• **Exercise data**
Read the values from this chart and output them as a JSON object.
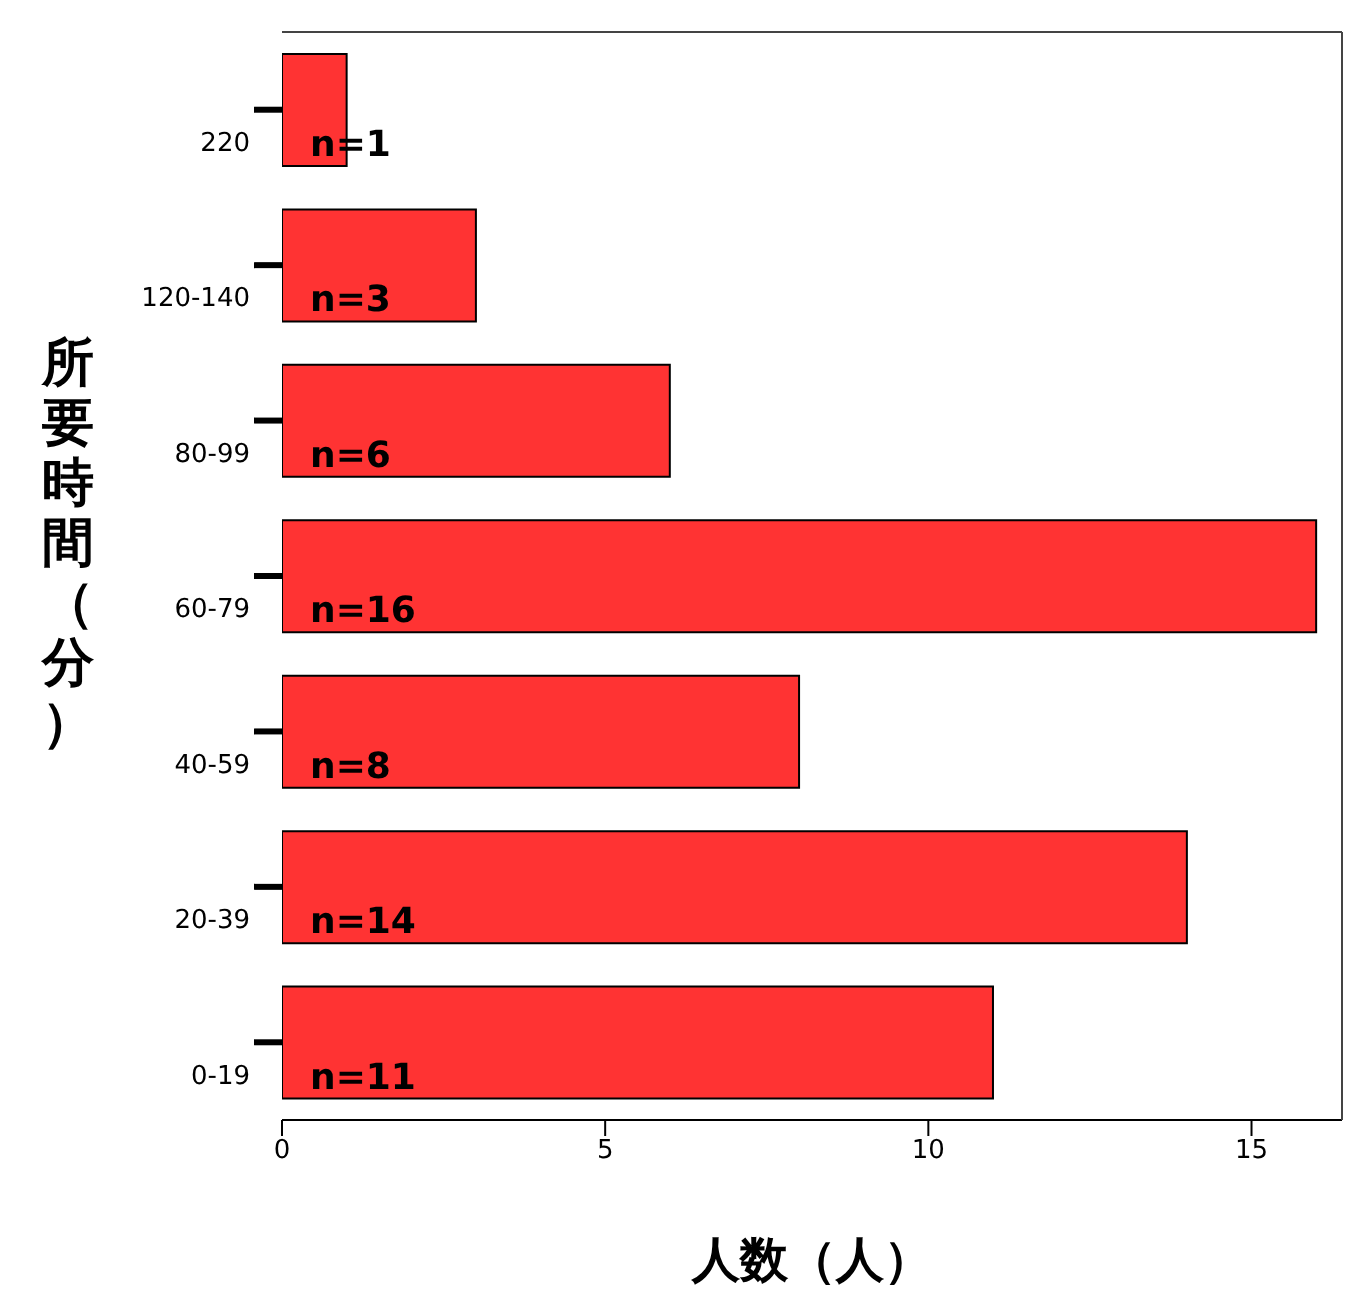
{
  "chart_data": {
    "type": "bar",
    "orientation": "horizontal",
    "xlabel": "人数（人）",
    "ylabel": "所要時間（分）",
    "categories": [
      "220",
      "120-140",
      "80-99",
      "60-79",
      "40-59",
      "20-39",
      "0-19"
    ],
    "values": [
      1,
      3,
      6,
      16,
      8,
      14,
      11
    ],
    "value_labels": [
      "n=1",
      "n=3",
      "n=6",
      "n=16",
      "n=8",
      "n=14",
      "n=11"
    ],
    "color": "#ff3333",
    "xlim": [
      0,
      16.4
    ],
    "xticks": [
      0,
      5,
      10,
      15
    ],
    "grid": false,
    "legend": false
  }
}
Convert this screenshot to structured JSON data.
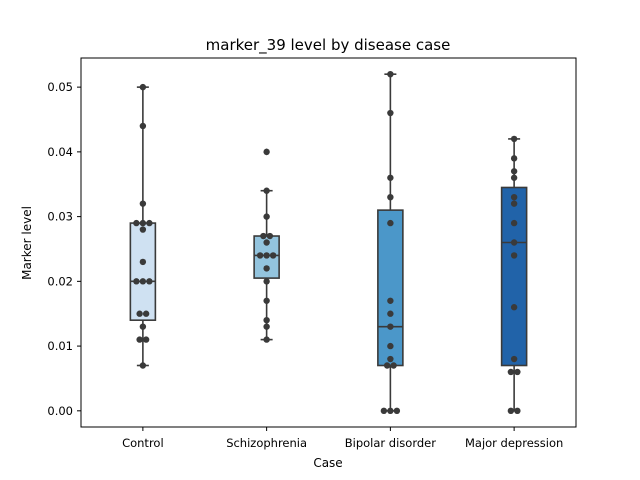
{
  "chart_data": {
    "type": "box",
    "title": "marker_39 level by disease case",
    "xlabel": "Case",
    "ylabel": "Marker level",
    "ylim": [
      -0.0025,
      0.0545
    ],
    "yticks": [
      0.0,
      0.01,
      0.02,
      0.03,
      0.04,
      0.05
    ],
    "ytick_labels": [
      "0.00",
      "0.01",
      "0.02",
      "0.03",
      "0.04",
      "0.05"
    ],
    "categories": [
      "Control",
      "Schizophrenia",
      "Bipolar disorder",
      "Major depression"
    ],
    "colors": [
      "#cfe1f2",
      "#93c4de",
      "#4b97c9",
      "#2163a9"
    ],
    "boxes": [
      {
        "name": "Control",
        "whisker_low": 0.007,
        "q1": 0.014,
        "median": 0.02,
        "q3": 0.029,
        "whisker_high": 0.05,
        "fliers": []
      },
      {
        "name": "Schizophrenia",
        "whisker_low": 0.011,
        "q1": 0.0205,
        "median": 0.024,
        "q3": 0.027,
        "whisker_high": 0.034,
        "fliers": [
          0.04
        ]
      },
      {
        "name": "Bipolar disorder",
        "whisker_low": 0.0,
        "q1": 0.007,
        "median": 0.013,
        "q3": 0.031,
        "whisker_high": 0.052,
        "fliers": []
      },
      {
        "name": "Major depression",
        "whisker_low": 0.0,
        "q1": 0.007,
        "median": 0.026,
        "q3": 0.0345,
        "whisker_high": 0.042,
        "fliers": []
      }
    ],
    "points": [
      [
        0.05,
        0.044,
        0.032,
        0.029,
        0.029,
        0.029,
        0.028,
        0.023,
        0.02,
        0.02,
        0.02,
        0.015,
        0.015,
        0.013,
        0.011,
        0.011,
        0.007
      ],
      [
        0.04,
        0.034,
        0.03,
        0.027,
        0.027,
        0.026,
        0.024,
        0.024,
        0.024,
        0.022,
        0.02,
        0.017,
        0.014,
        0.013,
        0.011
      ],
      [
        0.052,
        0.046,
        0.036,
        0.033,
        0.029,
        0.017,
        0.015,
        0.013,
        0.01,
        0.008,
        0.007,
        0.007,
        0.0,
        0.0,
        0.0
      ],
      [
        0.042,
        0.039,
        0.037,
        0.036,
        0.033,
        0.032,
        0.029,
        0.026,
        0.024,
        0.016,
        0.008,
        0.006,
        0.006,
        0.0,
        0.0
      ]
    ]
  }
}
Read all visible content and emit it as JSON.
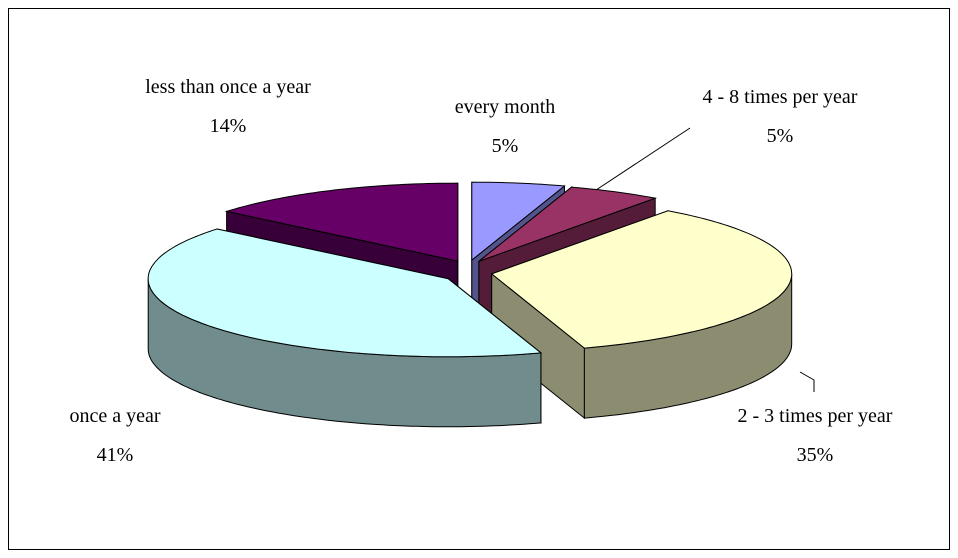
{
  "chart_data": {
    "type": "pie",
    "categories": [
      "every month",
      "4 - 8 times per year",
      "2 - 3 times per year",
      "once a year",
      "less than once a year"
    ],
    "values": [
      5,
      5,
      35,
      41,
      14
    ],
    "value_labels": [
      "5%",
      "5%",
      "35%",
      "41%",
      "14%"
    ],
    "colors": [
      "#9999ff",
      "#993366",
      "#ffffcc",
      "#ccffff",
      "#660066"
    ]
  }
}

• **Goal**
Work through the records line by line and tally those holding "JSON". Reply with the number alone.

• **Completed task**
3